Task to carry out -
Repeat the listing in full, word for word.
□ □ □ □ □ □ □
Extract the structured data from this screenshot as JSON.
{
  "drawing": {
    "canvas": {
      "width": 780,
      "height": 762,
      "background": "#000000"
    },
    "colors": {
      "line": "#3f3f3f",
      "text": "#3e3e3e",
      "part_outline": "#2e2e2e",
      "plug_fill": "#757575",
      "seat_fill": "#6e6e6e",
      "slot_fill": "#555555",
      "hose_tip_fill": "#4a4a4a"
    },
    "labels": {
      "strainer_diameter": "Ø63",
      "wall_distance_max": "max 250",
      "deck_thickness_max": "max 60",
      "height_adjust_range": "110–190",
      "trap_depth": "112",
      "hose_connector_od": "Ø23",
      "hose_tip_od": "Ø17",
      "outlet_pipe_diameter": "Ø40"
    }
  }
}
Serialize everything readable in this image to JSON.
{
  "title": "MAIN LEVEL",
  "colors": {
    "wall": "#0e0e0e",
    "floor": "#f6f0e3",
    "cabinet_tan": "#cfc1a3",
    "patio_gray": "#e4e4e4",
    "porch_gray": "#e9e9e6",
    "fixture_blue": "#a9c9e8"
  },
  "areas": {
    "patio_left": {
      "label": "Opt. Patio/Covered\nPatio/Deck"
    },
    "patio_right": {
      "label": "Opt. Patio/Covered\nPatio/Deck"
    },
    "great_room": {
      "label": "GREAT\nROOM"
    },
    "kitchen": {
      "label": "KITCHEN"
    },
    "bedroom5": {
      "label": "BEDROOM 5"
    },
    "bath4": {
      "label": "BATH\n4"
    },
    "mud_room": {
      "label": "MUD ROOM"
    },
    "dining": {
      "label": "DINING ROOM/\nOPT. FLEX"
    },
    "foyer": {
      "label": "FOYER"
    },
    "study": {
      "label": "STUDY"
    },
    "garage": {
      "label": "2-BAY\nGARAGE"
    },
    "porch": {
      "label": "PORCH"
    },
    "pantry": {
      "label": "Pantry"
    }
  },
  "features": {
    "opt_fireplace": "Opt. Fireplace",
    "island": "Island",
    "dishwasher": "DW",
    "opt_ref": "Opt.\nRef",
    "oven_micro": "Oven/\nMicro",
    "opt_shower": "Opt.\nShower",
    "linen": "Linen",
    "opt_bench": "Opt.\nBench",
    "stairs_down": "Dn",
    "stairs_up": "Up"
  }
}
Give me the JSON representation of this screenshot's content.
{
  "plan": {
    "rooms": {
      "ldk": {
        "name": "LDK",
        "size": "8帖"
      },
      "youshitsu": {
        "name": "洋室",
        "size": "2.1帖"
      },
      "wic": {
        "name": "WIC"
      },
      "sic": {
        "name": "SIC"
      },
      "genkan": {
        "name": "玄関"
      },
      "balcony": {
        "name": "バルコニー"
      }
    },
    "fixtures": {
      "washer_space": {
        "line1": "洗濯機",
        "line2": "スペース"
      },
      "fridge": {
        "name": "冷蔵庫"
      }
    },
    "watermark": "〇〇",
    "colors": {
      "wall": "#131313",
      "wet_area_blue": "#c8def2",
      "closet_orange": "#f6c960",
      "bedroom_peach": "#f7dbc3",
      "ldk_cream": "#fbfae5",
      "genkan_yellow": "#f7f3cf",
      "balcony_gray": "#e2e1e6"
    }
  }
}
□ □ □ □ □ □ □
Answer to this problem -
Extract the structured data from this screenshot as JSON.
{
  "drawing": {
    "canvas": {
      "width": 780,
      "height": 762,
      "background": "#000000"
    },
    "colors": {
      "line": "#3f3f3f",
      "text": "#3e3e3e",
      "part_outline": "#2e2e2e",
      "plug_fill": "#757575",
      "seat_fill": "#6e6e6e",
      "slot_fill": "#555555",
      "hose_tip_fill": "#4a4a4a"
    },
    "labels": {
      "strainer_diameter": "Ø63",
      "wall_distance_max": "max 250",
      "deck_thickness_max": "max 60",
      "height_adjust_range": "110–190",
      "trap_depth": "112",
      "hose_connector_od": "Ø23",
      "hose_tip_od": "Ø17",
      "outlet_pipe_diameter": "Ø40"
    }
  }
}
Serialize everything readable in this image to JSON.
{
  "title": "MAIN LEVEL",
  "colors": {
    "wall": "#0e0e0e",
    "floor": "#f6f0e3",
    "cabinet_tan": "#cfc1a3",
    "patio_gray": "#e4e4e4",
    "porch_gray": "#e9e9e6",
    "fixture_blue": "#a9c9e8"
  },
  "areas": {
    "patio_left": {
      "label": "Opt. Patio/Covered\nPatio/Deck"
    },
    "patio_right": {
      "label": "Opt. Patio/Covered\nPatio/Deck"
    },
    "great_room": {
      "label": "GREAT\nROOM"
    },
    "kitchen": {
      "label": "KITCHEN"
    },
    "bedroom5": {
      "label": "BEDROOM 5"
    },
    "bath4": {
      "label": "BATH\n4"
    },
    "mud_room": {
      "label": "MUD ROOM"
    },
    "dining": {
      "label": "DINING ROOM/\nOPT. FLEX"
    },
    "foyer": {
      "label": "FOYER"
    },
    "study": {
      "label": "STUDY"
    },
    "garage": {
      "label": "2-BAY\nGARAGE"
    },
    "porch": {
      "label": "PORCH"
    },
    "pantry": {
      "label": "Pantry"
    }
  },
  "features": {
    "opt_fireplace": "Opt. Fireplace",
    "island": "Island",
    "dishwasher": "DW",
    "opt_ref": "Opt.\nRef",
    "oven_micro": "Oven/\nMicro",
    "opt_shower": "Opt.\nShower",
    "linen": "Linen",
    "opt_bench": "Opt.\nBench",
    "stairs_down": "Dn",
    "stairs_up": "Up"
  }
}
Give me the JSON representation of this screenshot's content.
{
  "plan": {
    "rooms": {
      "ldk": {
        "name": "LDK",
        "size": "8帖"
      },
      "youshitsu": {
        "name": "洋室",
        "size": "2.1帖"
      },
      "wic": {
        "name": "WIC"
      },
      "sic": {
        "name": "SIC"
      },
      "genkan": {
        "name": "玄関"
      },
      "balcony": {
        "name": "バルコニー"
      }
    },
    "fixtures": {
      "washer_space": {
        "line1": "洗濯機",
        "line2": "スペース"
      },
      "fridge": {
        "name": "冷蔵庫"
      }
    },
    "watermark": "〇〇",
    "colors": {
      "wall": "#131313",
      "wet_area_blue": "#c8def2",
      "closet_orange": "#f6c960",
      "bedroom_peach": "#f7dbc3",
      "ldk_cream": "#fbfae5",
      "genkan_yellow": "#f7f3cf",
      "balcony_gray": "#e2e1e6"
    }
  }
}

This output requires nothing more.